DATASET RECORDS:
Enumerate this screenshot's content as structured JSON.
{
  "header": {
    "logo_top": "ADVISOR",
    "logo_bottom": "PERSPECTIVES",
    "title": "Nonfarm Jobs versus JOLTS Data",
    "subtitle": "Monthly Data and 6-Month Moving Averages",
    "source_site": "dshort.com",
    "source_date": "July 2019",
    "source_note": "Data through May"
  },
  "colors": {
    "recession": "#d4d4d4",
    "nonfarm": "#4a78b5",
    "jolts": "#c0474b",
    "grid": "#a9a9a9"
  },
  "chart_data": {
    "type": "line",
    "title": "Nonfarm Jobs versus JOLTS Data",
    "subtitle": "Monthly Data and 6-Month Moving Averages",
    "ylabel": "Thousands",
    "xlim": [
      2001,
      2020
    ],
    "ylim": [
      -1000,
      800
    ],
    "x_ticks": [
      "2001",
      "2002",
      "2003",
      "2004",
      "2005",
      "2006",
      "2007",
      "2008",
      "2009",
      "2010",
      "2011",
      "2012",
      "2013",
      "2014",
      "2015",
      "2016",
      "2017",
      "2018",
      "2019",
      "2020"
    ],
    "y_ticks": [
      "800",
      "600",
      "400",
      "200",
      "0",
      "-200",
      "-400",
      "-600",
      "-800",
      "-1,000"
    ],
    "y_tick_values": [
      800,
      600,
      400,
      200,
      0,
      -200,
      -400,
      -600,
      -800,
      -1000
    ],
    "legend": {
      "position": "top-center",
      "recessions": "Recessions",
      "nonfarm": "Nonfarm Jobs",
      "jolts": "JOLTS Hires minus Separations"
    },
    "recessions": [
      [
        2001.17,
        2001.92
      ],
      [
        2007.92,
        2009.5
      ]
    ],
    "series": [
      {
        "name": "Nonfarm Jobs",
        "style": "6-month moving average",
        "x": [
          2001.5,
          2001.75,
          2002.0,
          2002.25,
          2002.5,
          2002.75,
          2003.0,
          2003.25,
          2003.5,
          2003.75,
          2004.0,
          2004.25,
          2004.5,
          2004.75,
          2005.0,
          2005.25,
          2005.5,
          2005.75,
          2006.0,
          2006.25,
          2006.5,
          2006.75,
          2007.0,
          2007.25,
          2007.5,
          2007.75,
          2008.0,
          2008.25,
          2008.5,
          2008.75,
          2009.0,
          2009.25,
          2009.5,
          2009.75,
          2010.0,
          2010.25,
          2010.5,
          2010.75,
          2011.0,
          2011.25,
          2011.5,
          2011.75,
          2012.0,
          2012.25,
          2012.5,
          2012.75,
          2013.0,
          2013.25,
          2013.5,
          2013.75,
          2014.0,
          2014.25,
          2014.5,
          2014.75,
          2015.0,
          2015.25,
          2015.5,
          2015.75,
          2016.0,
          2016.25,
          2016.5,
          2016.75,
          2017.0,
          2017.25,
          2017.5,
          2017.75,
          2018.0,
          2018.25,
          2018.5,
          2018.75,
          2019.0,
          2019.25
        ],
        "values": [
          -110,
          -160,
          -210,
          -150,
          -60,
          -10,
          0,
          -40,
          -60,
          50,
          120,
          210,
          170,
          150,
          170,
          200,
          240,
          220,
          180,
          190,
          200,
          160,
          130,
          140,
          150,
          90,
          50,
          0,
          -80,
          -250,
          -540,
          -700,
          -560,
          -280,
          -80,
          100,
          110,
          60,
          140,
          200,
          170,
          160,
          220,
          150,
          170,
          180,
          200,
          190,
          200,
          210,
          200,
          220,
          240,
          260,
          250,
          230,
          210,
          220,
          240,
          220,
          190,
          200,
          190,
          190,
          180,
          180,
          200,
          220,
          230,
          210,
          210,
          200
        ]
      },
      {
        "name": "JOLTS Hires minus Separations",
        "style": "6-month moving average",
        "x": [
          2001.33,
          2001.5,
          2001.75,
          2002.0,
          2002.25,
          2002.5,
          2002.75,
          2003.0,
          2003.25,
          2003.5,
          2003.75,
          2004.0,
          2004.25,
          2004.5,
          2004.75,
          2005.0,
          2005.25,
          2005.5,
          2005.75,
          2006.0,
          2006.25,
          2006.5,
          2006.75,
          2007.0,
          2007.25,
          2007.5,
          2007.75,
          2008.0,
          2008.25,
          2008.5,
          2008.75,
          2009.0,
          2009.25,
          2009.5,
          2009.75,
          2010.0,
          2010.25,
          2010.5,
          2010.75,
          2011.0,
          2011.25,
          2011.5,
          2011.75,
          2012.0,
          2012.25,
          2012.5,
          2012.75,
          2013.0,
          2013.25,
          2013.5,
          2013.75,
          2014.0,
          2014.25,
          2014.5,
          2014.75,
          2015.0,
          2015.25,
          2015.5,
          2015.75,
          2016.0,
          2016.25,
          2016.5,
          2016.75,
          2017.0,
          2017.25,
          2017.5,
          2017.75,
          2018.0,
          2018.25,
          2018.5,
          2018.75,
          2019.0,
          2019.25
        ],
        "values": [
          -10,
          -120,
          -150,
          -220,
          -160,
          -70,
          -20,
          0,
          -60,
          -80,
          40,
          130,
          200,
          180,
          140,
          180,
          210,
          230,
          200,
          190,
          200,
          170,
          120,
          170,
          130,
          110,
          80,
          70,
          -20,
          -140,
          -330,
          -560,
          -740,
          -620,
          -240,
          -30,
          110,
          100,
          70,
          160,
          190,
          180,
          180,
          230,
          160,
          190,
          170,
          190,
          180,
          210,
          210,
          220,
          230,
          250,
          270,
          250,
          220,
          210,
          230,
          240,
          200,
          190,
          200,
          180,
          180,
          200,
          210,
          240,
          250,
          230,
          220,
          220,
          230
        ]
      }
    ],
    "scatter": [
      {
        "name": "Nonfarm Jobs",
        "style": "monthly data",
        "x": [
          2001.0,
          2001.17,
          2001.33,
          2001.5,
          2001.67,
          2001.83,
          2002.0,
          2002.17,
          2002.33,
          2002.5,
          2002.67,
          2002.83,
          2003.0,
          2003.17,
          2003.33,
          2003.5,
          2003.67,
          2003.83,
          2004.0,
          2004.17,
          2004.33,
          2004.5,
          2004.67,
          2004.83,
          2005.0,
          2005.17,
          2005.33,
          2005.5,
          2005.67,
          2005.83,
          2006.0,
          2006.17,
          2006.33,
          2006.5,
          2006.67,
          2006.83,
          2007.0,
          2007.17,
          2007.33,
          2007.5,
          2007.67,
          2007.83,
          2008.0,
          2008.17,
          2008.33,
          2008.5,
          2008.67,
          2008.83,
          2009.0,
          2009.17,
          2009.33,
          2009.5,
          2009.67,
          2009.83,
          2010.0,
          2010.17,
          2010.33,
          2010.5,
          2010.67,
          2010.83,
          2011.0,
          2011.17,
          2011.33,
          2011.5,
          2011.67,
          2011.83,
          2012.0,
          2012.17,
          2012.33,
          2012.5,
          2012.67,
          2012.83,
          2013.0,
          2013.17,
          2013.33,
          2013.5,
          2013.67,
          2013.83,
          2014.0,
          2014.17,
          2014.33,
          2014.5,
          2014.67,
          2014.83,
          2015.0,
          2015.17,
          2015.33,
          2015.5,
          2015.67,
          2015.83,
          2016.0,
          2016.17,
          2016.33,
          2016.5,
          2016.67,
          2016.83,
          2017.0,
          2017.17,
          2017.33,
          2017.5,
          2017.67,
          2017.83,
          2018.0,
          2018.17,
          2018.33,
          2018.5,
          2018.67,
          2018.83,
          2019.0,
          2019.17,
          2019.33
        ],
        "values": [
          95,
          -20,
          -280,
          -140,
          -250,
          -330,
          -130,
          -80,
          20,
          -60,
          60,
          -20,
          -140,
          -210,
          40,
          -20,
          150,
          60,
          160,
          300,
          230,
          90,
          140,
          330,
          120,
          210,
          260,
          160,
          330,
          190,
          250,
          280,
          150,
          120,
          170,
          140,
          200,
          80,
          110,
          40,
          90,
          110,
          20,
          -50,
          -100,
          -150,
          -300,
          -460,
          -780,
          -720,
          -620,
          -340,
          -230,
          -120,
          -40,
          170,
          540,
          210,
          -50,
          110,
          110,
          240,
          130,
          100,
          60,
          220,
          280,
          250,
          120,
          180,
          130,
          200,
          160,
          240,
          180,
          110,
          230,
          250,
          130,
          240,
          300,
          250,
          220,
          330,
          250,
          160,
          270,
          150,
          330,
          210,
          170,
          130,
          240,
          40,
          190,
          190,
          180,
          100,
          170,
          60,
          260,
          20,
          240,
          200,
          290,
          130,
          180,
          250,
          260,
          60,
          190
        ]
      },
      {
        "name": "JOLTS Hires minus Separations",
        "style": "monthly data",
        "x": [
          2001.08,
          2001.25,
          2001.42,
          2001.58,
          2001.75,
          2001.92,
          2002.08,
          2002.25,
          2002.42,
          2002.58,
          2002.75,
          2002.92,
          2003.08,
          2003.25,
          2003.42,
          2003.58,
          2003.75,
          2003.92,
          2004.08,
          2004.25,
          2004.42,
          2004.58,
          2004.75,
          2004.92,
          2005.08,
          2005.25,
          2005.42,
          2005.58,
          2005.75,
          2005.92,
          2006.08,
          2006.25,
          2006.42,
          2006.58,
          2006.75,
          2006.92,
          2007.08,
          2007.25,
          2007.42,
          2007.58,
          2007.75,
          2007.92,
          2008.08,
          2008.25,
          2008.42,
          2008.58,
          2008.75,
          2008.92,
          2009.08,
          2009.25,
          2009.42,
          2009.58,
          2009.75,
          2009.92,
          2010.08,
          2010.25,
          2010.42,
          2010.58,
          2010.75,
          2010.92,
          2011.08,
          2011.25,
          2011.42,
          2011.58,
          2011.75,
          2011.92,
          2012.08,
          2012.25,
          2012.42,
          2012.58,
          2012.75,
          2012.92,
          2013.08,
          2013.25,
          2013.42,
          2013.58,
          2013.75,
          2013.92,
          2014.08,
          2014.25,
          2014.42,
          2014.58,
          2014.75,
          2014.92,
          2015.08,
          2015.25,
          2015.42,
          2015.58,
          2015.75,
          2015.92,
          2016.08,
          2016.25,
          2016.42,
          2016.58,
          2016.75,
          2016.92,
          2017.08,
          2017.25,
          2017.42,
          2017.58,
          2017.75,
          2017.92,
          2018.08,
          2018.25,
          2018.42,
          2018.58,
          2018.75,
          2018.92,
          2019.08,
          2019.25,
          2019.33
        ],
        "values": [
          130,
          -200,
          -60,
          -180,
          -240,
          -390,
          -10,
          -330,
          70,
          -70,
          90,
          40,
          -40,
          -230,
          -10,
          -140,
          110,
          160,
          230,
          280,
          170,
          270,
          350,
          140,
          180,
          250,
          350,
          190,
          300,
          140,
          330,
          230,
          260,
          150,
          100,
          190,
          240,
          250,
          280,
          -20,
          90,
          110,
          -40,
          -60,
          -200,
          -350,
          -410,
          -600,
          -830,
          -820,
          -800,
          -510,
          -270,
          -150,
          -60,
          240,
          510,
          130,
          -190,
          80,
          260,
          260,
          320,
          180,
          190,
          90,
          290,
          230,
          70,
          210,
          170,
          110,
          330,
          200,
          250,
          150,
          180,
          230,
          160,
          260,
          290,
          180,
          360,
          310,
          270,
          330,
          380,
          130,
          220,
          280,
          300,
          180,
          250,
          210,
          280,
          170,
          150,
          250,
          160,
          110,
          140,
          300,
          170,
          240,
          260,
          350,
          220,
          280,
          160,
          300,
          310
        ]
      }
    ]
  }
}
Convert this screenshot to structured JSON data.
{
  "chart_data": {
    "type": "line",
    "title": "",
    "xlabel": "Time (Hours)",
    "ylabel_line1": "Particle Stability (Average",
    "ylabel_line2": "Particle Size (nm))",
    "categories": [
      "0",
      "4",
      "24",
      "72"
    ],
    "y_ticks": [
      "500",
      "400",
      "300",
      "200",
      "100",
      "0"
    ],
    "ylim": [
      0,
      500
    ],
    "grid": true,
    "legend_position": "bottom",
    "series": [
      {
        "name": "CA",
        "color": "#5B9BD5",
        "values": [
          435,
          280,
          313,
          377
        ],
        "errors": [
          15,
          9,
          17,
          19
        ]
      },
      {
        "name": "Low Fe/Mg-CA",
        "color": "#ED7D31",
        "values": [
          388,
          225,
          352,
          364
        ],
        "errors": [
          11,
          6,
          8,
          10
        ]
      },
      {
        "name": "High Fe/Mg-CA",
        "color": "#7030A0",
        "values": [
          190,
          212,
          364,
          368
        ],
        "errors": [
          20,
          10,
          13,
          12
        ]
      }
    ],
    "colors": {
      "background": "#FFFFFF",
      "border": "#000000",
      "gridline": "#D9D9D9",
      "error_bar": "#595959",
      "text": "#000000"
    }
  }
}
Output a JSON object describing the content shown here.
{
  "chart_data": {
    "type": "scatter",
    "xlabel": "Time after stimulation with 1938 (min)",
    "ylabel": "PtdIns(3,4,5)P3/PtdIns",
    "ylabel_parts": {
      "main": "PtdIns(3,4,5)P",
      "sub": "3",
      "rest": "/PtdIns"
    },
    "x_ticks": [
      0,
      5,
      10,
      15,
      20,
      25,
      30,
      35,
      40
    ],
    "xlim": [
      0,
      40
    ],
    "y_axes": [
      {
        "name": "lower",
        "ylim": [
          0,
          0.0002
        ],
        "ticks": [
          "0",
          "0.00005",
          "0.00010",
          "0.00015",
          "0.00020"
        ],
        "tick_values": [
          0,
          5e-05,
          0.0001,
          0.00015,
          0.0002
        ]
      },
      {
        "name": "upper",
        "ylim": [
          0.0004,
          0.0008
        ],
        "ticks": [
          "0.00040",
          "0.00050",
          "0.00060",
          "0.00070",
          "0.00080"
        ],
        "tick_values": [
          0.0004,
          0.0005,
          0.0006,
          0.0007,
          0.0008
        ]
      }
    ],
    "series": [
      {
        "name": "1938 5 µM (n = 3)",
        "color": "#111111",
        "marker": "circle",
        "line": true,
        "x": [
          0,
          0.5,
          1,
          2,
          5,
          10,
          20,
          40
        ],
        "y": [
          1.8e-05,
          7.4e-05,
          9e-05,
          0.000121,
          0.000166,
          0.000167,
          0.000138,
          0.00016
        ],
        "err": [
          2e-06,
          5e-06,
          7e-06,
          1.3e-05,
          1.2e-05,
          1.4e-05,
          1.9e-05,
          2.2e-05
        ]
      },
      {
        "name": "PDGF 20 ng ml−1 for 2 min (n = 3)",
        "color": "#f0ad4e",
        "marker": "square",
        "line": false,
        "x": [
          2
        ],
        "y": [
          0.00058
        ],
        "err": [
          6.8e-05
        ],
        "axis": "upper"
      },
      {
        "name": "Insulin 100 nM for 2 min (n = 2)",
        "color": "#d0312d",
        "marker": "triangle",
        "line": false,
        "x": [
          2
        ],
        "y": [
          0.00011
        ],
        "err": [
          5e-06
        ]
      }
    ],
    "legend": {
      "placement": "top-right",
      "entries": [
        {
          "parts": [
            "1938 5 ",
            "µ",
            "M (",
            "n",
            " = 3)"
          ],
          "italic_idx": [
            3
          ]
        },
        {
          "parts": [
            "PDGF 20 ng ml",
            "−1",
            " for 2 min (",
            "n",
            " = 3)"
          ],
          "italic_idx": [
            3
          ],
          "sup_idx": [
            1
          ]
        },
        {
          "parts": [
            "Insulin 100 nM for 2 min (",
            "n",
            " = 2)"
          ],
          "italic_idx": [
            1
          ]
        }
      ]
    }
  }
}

REQUIREMENTS: Say how many lines in this material hold "JSON", and say nothing else.

COMPLETED TASK: 3